_Work to complete_.
Copy the bug report between "Description Jean-Francois Saucier" and "node maintenance operation.", inclusive, and swap "live migration" for "hot migration" in it.

==== Extract to read ====

Bug 1886437

Summary: [Doc] Document VM behaviour when a node crash or die
Product: Container Native Virtualization (CNV) Reporter: Jean-Francois Saucier <jsaucier>
Component: DocumentationAssignee: Pan Ousley <pousley>
Status: CLOSED CURRENTRELEASE QA Contact: Israel Pinto <ipinto>
Severity: high Docs Contact:
Priority: high    
Version: 2.5.0CC: abeekhof, cnv-qe-bugs, ctomasko, danken, fdeutsch, ipinto, jcoscia, jwang, oramraz, pousley, ycui, zhengwan
Target Milestone: ---   
Target Release: 2.5.0   
Hardware: Unspecified   
OS: Unspecified   
Whiteboard:
Fixed In Version: Doc Type: If docs needed, set a value
Doc Text:
Story Points: ---
Clone Of: Environment:
Last Closed: 2020-11-19 14:53:30 UTC Type: Bug
Regression: --- Mount Type: ---
Documentation: --- CRM:
Verified Versions: Category: ---
oVirt Team: --- RHEL 7.3 requirements from Atomic Host:
Cloudforms Team: --- Target Upstream Version:
Embargoed:

Description Jean-Francois Saucier 2020-10-08 12:58:03 UTC
We are currently documenting in our documentation on how to enable live migration for a VM and how to handle normal node maintenance operation.

However, it seems we lack information on what happen (or should happen) when a node in the cluster crash and go out completely without warning. What should happen to VM when the node goes out? Should they restart and in what delay?

Also, is there any restriction for the VM availability (based on storage, etc).

Comment 4 ctomasko 2020-10-12 14:38:41 UTC
This is a documentation bug, only. Known issue: When a node is restarted in UPI baremetal, the VM does not automatically restart on another node. Auto restart is supported in IPI only. See related jira CNV-7548

Comment 5 Pan Ousley 2020-10-12 20:46:57 UTC
Hi Jean-Francois, thanks for bringing this to our attention. I own the similar Jira story CNV-7443, where this work is being tracked, so I have chowned this bug as well. In that story, I am documenting how a user can manually ensure that the VMI fails over when a node fails and MHC is not enabled.

>>>> Also, is there any restriction for the VM availability (based on storage, etc).

==== Records supplied ====

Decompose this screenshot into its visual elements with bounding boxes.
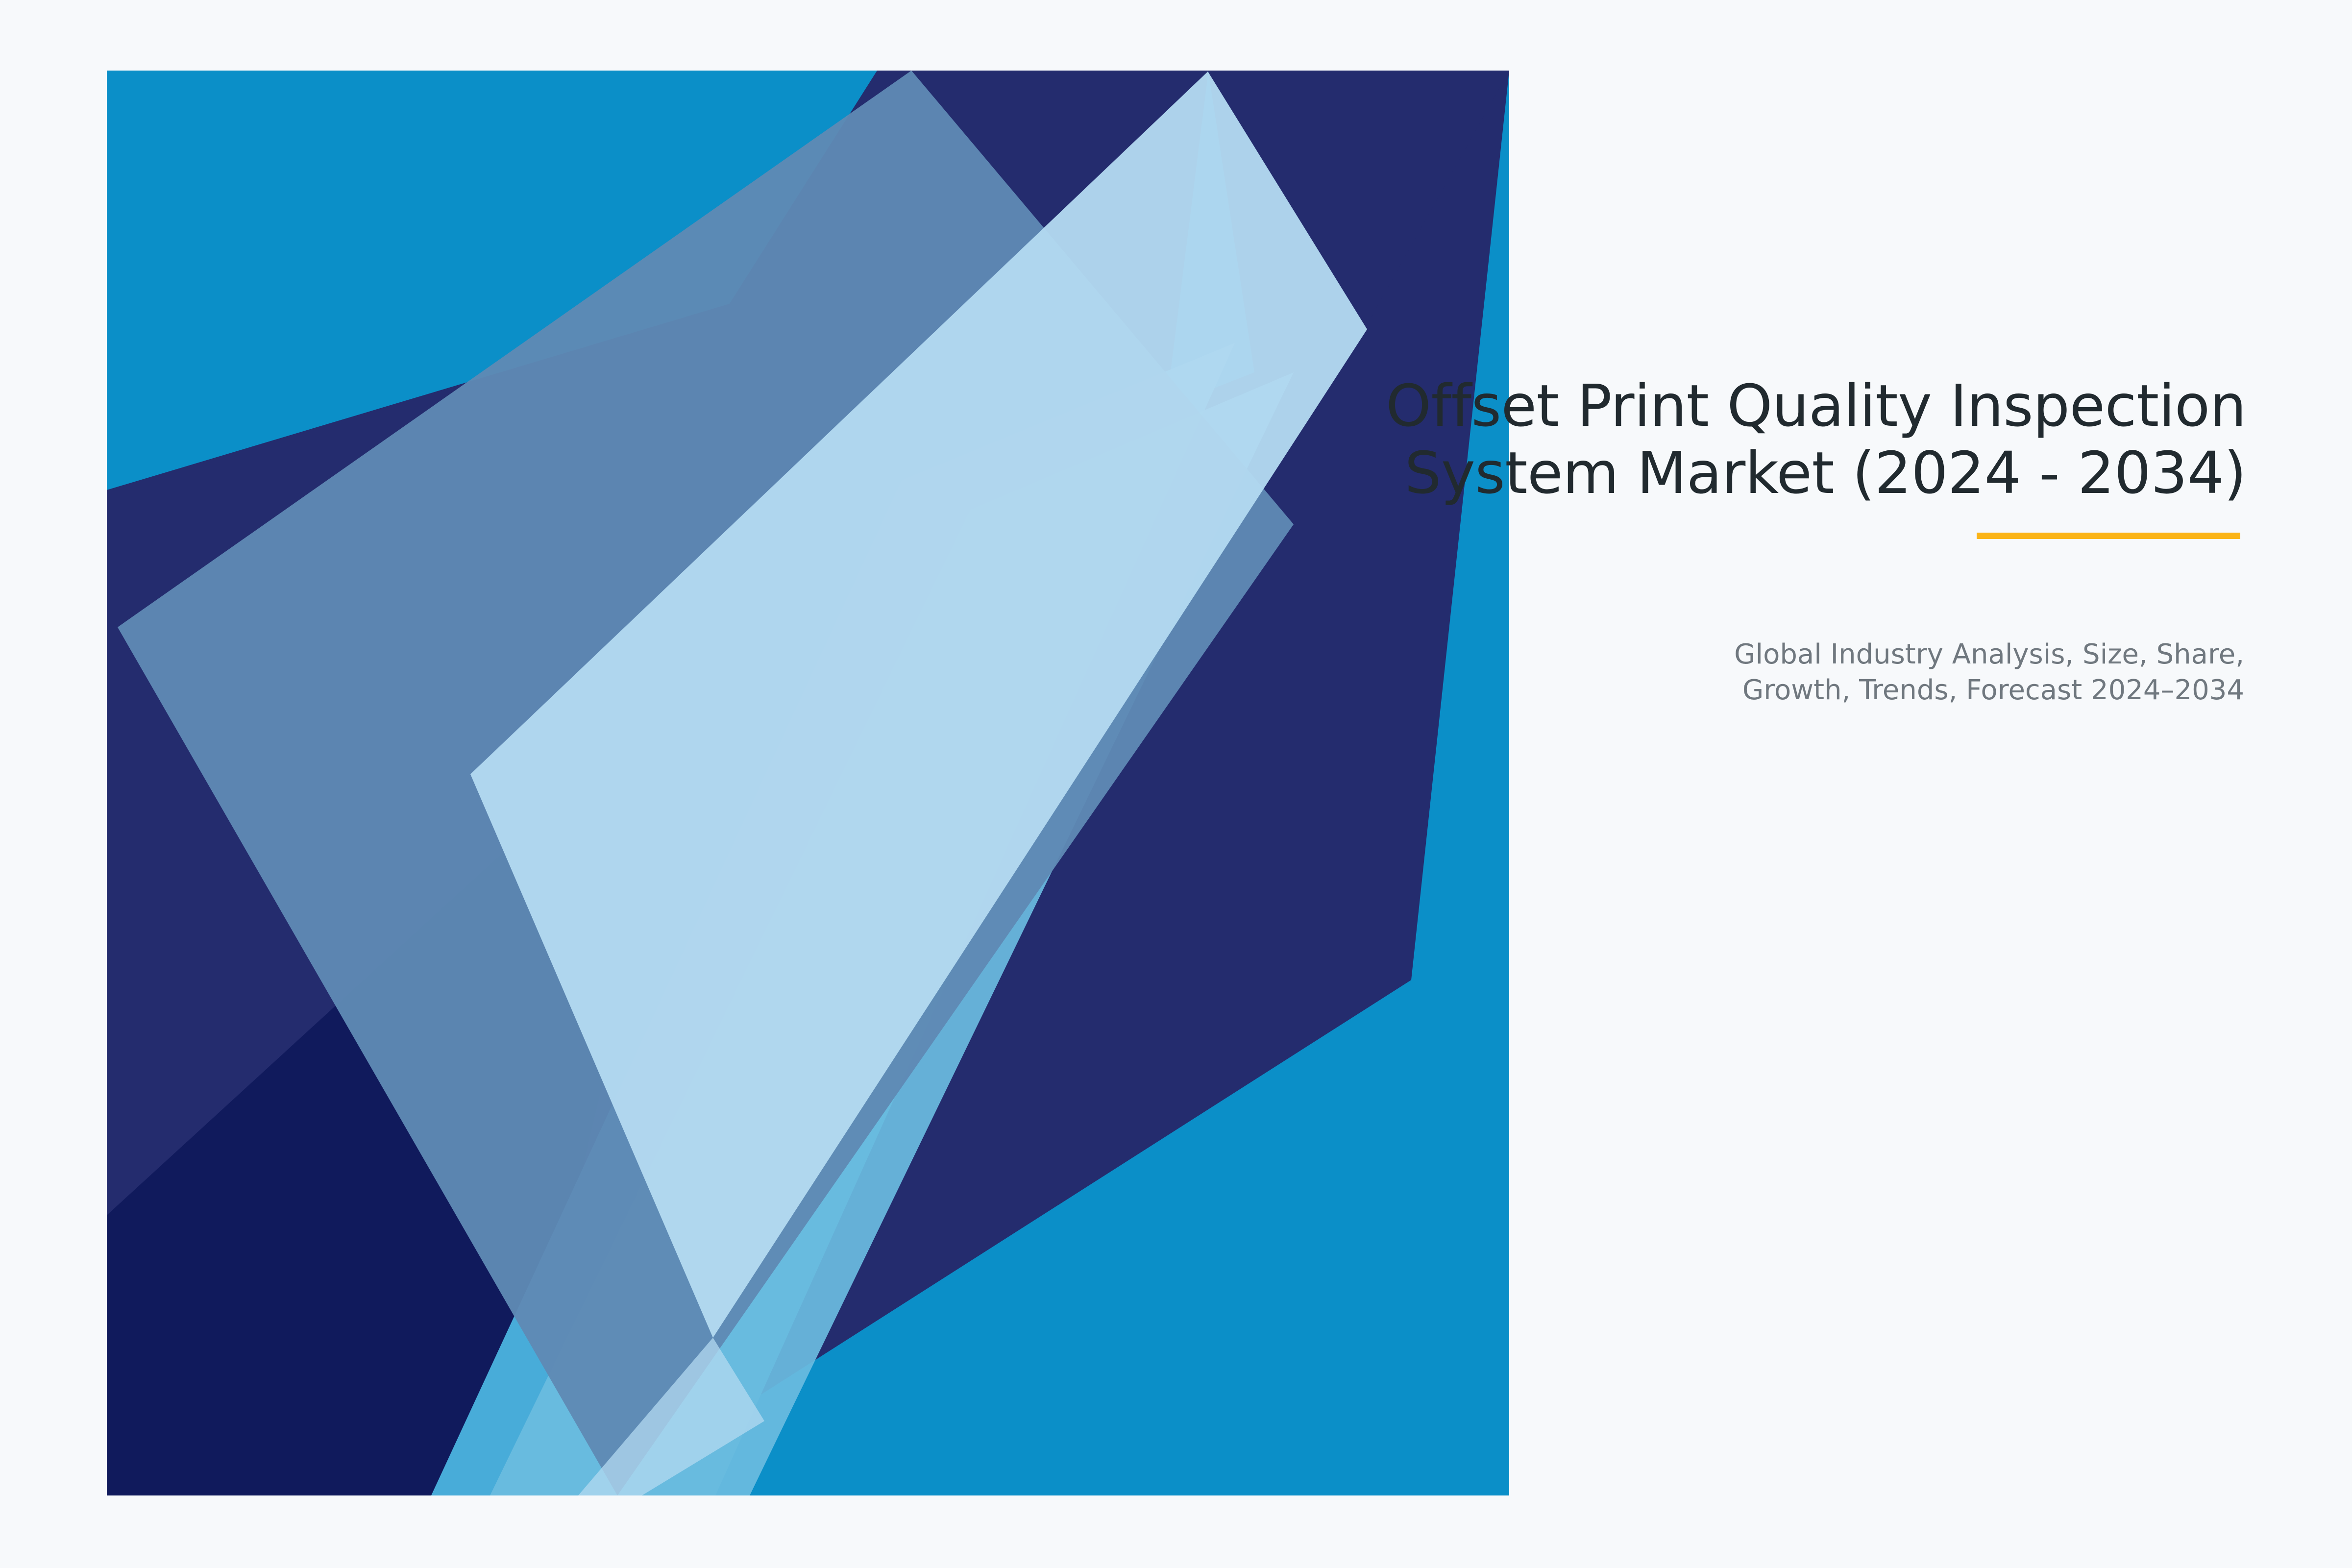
title-underline-accent: [1977, 533, 2240, 539]
report-cover-page: Offset Print Quality Inspection System M…: [0, 0, 2352, 1568]
page-title: Offset Print Quality Inspection System M…: [931, 372, 2246, 507]
title-block: Offset Print Quality Inspection System M…: [931, 372, 2246, 507]
abstract-polygon-artwork: [0, 0, 2352, 1568]
page-subtitle: Global Industry Analysis, Size, Share, G…: [1323, 637, 2244, 709]
subtitle-block: Global Industry Analysis, Size, Share, G…: [1323, 637, 2244, 709]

====

_Answer for the task_.
Description Jean-Francois Saucier 2020-10-08 12:58:03 UTC
We are currently documenting in our documentation on how to enable hot migration for a VM and how to handle normal node maintenance operation.